## [DIRECTIVE]
Rewrite the lines from the one with "List all visible" up to and including the one with "back-arrow-icon[interactable]: ← (6, 34, 22, 48)", renaming "chat-text" to "message-text" and leaving everything else unchanged.

Element location data:
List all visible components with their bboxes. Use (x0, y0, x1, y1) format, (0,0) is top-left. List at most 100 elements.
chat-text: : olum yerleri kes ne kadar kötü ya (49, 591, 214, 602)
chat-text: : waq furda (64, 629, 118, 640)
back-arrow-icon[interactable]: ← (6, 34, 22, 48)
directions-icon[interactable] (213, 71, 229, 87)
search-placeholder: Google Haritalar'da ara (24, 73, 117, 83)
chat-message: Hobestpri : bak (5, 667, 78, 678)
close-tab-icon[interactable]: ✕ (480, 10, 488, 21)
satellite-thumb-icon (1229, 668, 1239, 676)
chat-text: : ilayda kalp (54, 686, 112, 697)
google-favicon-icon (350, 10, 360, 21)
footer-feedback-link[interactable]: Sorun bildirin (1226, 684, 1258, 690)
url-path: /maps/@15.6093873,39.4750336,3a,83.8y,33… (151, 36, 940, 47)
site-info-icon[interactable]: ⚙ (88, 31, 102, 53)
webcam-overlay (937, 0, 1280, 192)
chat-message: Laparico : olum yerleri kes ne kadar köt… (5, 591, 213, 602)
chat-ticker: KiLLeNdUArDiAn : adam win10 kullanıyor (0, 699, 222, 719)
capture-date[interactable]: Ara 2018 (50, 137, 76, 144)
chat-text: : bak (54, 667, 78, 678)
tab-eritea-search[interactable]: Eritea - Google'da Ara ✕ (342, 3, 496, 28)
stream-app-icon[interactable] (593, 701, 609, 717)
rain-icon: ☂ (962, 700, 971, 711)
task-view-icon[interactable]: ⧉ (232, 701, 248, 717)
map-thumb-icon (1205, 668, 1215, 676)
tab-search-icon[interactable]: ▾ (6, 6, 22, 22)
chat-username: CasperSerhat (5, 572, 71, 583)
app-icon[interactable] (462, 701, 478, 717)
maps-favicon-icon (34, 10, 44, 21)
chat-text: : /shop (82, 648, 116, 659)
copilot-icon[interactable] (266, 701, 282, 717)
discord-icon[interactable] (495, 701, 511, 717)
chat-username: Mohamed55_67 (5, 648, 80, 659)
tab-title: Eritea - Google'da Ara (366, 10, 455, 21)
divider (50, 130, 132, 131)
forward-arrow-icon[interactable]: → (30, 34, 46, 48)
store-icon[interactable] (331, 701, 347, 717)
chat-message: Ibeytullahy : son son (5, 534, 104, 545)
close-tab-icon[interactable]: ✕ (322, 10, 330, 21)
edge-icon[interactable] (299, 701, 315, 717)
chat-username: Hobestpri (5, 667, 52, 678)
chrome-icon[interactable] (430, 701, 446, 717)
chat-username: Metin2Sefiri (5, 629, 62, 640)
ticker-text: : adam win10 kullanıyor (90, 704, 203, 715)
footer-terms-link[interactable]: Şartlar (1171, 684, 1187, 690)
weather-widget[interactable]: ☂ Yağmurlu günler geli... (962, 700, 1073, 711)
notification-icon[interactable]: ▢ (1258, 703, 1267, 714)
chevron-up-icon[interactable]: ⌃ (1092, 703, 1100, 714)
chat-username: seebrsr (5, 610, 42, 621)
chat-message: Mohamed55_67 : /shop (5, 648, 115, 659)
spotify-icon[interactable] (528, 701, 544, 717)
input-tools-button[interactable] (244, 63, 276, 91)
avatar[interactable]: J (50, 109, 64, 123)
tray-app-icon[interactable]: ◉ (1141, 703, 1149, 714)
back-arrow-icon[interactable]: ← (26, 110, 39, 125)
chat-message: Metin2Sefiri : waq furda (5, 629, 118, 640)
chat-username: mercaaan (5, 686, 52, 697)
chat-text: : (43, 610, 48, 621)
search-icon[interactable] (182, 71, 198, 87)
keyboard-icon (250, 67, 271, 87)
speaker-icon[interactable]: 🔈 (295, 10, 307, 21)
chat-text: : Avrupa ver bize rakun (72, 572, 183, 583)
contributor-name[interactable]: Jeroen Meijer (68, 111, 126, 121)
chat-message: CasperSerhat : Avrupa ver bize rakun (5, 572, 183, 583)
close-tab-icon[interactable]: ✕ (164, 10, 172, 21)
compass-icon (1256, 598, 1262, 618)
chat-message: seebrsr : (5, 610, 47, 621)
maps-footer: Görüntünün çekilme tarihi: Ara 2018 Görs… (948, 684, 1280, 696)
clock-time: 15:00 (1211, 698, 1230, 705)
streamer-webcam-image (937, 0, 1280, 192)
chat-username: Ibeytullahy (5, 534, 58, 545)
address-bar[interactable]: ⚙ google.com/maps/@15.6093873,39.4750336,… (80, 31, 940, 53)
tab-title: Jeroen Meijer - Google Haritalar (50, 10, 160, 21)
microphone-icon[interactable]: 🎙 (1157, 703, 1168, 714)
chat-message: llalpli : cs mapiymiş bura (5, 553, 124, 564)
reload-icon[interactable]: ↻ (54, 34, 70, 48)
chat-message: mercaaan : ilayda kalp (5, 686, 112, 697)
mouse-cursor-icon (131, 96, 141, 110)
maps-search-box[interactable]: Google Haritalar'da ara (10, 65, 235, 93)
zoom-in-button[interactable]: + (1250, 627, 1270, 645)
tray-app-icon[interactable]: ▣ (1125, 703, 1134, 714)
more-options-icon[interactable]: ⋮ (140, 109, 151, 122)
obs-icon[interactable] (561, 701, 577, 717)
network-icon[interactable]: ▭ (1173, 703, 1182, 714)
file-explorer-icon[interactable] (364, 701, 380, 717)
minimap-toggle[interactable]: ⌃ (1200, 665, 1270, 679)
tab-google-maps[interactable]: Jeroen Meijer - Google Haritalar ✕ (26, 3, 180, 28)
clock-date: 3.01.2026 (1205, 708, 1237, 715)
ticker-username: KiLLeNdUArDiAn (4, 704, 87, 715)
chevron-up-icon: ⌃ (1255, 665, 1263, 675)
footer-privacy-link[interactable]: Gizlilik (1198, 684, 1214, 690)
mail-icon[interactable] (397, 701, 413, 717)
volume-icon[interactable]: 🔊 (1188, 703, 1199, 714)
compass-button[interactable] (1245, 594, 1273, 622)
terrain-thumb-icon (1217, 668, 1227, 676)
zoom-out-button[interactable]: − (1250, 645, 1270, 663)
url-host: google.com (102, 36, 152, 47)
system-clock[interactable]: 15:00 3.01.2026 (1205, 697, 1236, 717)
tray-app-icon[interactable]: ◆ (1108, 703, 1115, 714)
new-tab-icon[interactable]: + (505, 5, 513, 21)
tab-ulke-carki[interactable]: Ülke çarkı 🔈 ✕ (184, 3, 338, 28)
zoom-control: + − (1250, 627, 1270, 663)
---
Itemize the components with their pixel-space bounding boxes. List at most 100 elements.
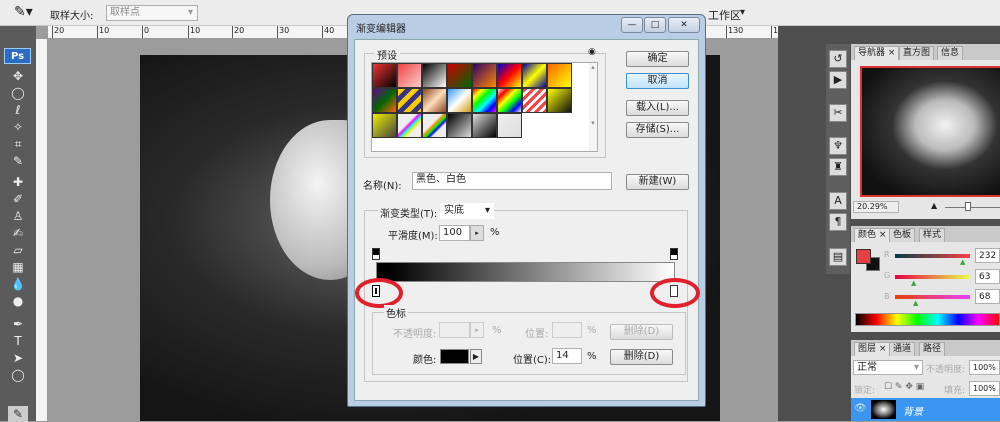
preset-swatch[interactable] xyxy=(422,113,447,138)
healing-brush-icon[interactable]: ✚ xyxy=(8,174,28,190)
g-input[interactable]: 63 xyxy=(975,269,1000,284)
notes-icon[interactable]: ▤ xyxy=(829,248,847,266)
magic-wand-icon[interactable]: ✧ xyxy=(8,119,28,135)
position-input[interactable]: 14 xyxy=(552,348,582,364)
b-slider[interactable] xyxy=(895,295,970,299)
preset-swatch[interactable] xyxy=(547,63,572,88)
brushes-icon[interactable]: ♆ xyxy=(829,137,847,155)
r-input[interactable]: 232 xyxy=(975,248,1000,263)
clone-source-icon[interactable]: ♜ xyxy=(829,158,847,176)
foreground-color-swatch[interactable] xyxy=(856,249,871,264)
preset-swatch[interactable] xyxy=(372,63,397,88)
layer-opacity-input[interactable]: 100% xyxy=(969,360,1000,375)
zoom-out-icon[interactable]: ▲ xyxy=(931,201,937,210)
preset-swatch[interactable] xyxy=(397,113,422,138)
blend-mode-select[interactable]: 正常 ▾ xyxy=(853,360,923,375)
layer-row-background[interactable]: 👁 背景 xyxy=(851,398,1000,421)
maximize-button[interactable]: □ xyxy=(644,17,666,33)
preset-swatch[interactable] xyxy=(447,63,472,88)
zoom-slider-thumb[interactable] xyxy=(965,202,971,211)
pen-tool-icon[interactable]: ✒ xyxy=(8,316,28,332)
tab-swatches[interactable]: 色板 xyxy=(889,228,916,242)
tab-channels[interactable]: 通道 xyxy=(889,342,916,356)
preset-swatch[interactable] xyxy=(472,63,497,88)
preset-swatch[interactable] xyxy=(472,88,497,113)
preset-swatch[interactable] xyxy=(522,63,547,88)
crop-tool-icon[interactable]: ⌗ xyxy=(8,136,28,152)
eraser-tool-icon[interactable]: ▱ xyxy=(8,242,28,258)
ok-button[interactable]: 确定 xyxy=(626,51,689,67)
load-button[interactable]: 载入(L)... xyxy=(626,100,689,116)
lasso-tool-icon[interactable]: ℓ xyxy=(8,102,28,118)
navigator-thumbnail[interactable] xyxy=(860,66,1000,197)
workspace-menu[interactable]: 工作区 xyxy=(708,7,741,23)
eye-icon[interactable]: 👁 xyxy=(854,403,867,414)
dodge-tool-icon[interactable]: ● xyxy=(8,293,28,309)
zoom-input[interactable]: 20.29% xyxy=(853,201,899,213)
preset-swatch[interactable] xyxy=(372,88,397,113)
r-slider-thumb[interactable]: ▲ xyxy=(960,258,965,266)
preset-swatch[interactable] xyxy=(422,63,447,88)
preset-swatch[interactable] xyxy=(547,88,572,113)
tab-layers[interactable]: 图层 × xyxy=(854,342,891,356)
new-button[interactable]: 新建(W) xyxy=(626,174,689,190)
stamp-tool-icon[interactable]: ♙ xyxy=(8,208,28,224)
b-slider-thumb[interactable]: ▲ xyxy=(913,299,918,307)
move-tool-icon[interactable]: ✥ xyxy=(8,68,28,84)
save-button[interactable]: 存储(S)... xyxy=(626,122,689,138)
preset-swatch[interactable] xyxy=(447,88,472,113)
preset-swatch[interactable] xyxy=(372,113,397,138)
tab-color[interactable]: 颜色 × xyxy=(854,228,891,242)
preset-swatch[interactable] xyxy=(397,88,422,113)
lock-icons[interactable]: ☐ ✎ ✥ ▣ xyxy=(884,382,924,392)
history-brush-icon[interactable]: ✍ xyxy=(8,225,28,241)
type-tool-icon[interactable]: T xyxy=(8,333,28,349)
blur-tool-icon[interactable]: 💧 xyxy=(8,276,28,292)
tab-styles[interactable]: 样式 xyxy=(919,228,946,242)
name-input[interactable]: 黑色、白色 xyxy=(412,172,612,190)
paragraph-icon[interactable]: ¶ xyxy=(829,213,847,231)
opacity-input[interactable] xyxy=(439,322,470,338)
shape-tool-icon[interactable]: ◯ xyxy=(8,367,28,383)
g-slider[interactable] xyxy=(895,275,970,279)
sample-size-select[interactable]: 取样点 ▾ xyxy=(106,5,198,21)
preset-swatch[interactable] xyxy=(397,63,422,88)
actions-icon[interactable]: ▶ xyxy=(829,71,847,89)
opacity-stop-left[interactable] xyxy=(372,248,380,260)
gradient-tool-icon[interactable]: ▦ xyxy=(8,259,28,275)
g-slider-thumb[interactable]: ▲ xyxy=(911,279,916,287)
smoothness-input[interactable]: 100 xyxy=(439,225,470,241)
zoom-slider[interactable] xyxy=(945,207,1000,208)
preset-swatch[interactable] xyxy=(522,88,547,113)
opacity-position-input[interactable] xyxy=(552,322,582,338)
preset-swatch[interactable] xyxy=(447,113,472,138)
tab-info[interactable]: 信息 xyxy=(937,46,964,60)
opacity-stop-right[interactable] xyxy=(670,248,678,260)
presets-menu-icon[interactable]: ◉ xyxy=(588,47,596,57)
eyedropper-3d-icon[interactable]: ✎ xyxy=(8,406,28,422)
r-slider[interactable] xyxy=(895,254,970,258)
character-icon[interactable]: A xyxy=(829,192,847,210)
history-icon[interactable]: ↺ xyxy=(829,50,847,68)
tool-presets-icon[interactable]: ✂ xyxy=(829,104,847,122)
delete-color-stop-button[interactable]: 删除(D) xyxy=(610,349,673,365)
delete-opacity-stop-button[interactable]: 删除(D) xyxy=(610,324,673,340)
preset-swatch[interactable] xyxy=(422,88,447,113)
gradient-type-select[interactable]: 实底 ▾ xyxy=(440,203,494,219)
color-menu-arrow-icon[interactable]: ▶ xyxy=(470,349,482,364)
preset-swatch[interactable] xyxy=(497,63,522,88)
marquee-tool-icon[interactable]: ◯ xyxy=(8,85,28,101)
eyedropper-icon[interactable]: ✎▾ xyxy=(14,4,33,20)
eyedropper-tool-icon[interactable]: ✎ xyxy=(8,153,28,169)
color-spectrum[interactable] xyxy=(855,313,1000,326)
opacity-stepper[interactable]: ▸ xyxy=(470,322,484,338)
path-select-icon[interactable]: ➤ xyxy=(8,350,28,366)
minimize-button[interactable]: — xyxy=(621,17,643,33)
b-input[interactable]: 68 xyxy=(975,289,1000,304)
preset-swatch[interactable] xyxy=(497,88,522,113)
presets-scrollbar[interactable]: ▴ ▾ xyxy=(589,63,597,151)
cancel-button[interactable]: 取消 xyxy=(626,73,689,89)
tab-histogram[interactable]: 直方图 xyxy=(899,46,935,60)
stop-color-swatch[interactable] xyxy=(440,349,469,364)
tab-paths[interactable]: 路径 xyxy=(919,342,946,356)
...
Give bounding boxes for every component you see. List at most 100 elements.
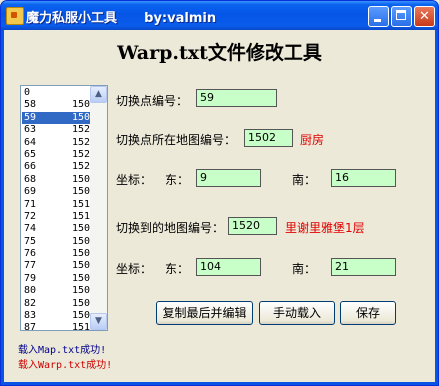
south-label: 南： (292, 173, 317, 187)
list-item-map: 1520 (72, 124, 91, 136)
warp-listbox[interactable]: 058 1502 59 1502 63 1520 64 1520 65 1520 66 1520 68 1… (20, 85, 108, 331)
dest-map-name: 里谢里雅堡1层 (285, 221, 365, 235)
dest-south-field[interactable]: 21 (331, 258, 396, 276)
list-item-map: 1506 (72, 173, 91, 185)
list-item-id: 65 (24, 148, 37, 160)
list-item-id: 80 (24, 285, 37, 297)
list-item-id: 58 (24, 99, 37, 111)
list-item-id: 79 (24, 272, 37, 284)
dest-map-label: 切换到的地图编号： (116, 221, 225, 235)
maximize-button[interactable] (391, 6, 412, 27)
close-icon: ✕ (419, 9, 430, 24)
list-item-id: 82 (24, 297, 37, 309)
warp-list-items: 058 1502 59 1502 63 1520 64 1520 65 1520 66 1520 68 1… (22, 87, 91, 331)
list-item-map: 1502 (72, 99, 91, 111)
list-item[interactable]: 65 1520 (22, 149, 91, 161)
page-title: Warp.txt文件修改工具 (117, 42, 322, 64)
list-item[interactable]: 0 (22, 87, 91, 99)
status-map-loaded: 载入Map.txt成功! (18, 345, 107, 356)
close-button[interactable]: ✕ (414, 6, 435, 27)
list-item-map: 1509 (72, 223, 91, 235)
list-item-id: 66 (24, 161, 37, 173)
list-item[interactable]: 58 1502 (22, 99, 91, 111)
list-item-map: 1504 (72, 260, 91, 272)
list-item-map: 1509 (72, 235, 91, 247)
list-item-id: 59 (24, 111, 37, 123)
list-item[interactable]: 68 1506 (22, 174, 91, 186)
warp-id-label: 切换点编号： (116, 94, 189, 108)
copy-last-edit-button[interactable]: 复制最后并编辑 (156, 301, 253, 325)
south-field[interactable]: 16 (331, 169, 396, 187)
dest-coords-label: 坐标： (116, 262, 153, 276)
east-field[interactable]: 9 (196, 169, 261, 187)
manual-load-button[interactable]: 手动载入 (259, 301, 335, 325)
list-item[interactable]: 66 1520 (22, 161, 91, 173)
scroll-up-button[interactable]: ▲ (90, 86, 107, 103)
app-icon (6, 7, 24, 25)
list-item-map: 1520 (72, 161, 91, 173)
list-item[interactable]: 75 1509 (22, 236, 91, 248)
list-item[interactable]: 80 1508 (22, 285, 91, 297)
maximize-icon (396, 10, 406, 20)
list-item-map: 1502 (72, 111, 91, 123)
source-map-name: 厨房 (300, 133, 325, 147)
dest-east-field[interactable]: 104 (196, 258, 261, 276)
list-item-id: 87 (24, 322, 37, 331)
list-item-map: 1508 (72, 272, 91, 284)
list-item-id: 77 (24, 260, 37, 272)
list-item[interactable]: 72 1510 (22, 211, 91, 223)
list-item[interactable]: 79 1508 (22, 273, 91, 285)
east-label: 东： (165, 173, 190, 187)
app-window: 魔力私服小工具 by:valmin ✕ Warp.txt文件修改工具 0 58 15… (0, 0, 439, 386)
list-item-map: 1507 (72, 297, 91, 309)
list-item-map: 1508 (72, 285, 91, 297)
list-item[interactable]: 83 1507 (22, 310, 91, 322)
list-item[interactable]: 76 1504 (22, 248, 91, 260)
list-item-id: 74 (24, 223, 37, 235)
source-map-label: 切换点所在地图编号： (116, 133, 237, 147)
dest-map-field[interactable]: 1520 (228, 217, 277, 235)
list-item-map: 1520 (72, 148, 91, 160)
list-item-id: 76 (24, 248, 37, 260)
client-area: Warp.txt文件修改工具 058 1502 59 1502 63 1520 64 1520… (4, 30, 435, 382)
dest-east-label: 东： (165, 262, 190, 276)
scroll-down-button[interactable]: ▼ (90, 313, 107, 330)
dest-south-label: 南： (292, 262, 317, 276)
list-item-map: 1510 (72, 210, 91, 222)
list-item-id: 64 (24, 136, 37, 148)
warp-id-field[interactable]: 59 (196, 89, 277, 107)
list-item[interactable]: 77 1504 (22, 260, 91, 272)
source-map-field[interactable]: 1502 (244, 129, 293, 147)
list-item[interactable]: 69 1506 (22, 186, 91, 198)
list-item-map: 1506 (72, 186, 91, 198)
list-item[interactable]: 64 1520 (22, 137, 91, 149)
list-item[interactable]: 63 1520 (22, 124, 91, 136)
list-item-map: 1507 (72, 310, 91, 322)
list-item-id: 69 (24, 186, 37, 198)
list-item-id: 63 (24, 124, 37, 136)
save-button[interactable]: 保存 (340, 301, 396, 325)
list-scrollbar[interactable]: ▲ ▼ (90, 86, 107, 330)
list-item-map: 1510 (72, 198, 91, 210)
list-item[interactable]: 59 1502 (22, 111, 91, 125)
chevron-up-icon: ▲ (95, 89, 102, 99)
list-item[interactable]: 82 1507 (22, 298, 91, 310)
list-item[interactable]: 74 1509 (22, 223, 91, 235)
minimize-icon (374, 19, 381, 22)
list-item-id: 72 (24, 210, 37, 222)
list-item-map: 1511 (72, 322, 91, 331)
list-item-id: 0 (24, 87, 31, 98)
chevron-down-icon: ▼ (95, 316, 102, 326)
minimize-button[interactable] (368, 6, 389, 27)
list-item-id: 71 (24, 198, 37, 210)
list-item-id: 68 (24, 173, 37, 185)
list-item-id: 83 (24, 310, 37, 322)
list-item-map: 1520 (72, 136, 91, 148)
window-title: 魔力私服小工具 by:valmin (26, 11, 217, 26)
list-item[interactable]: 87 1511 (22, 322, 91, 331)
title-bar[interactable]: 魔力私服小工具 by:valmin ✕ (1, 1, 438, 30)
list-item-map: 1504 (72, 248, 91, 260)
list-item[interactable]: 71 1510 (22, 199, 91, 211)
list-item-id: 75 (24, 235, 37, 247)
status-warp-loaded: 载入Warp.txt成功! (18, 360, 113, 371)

## [SOLUTION TO THIS PROBLEM]
List all visible components with their bboxes. Use (x0, y0, x1, y1) format, (0,0) is top-left. List at most 100 elements.
message-text: : olum yerleri kes ne kadar kötü ya (49, 591, 214, 602)
message-text: : waq furda (64, 629, 118, 640)
back-arrow-icon[interactable]: ← (6, 34, 22, 48)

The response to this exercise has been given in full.